» DESCRIPTION OF THE TASK: Your task is to copy every line of this material exactly.

» ENTRIES PROVIDED:
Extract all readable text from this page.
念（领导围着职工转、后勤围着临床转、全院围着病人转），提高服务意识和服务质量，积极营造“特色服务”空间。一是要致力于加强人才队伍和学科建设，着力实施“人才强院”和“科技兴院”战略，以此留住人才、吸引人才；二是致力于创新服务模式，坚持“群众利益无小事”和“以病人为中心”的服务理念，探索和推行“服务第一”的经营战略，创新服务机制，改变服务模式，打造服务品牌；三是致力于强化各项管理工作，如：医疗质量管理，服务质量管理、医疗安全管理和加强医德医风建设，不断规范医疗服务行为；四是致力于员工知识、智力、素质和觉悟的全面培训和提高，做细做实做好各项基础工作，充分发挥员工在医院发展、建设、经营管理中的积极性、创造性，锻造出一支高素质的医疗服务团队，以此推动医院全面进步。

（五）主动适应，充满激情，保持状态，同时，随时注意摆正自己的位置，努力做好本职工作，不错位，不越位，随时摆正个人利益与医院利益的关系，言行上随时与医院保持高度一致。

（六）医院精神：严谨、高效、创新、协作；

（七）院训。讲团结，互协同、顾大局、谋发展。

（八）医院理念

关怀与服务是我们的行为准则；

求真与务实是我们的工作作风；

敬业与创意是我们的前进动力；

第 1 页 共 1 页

» SOLUTION TO THE PROBLEM:
Extract all readable text from this page.
念（领导围着职工转、后勤围着临床转、全院围着病人转），提高服务意识和服务质量，积极营造“特色服务”空间。一是要致力于加强人才队伍和学科建设，着力实施“人才强院”和“科技兴院”战略，以此留住人才、吸引人才；二是致力于创新服务模式，坚持“群众利益无小事”和“以病人为中心”的服务理念，探索和推行“服务第一”的经营战略，创新服务机制，改变服务模式，打造服务品牌；三是致力于强化各项管理工作，如：医疗质量管理，服务质量管理、医疗安全管理和加强医德医风建设，不断规范医疗服务行为；四是致力于员工知识、智力、素质和觉悟的全面培训和提高，做细做实做好各项基础工作，充分发挥员工在医院发展、建设、经营管理中的积极性、创造性，锻造出一支高素质的医疗服务团队，以此推动医院全面进步。

（五）主动适应，充满激情，保持状态，同时，随时注意摆正自己的位置，努力做好本职工作，不错位，不越位，随时摆正个人利益与医院利益的关系，言行上随时与医院保持高度一致。

（六）医院精神：严谨、高效、创新、协作；

（七）院训。讲团结，互协同、顾大局、谋发展。

（八）医院理念

关怀与服务是我们的行为准则；

求真与务实是我们的工作作风；

敬业与创意是我们的前进动力；

第 1 页 共 1 页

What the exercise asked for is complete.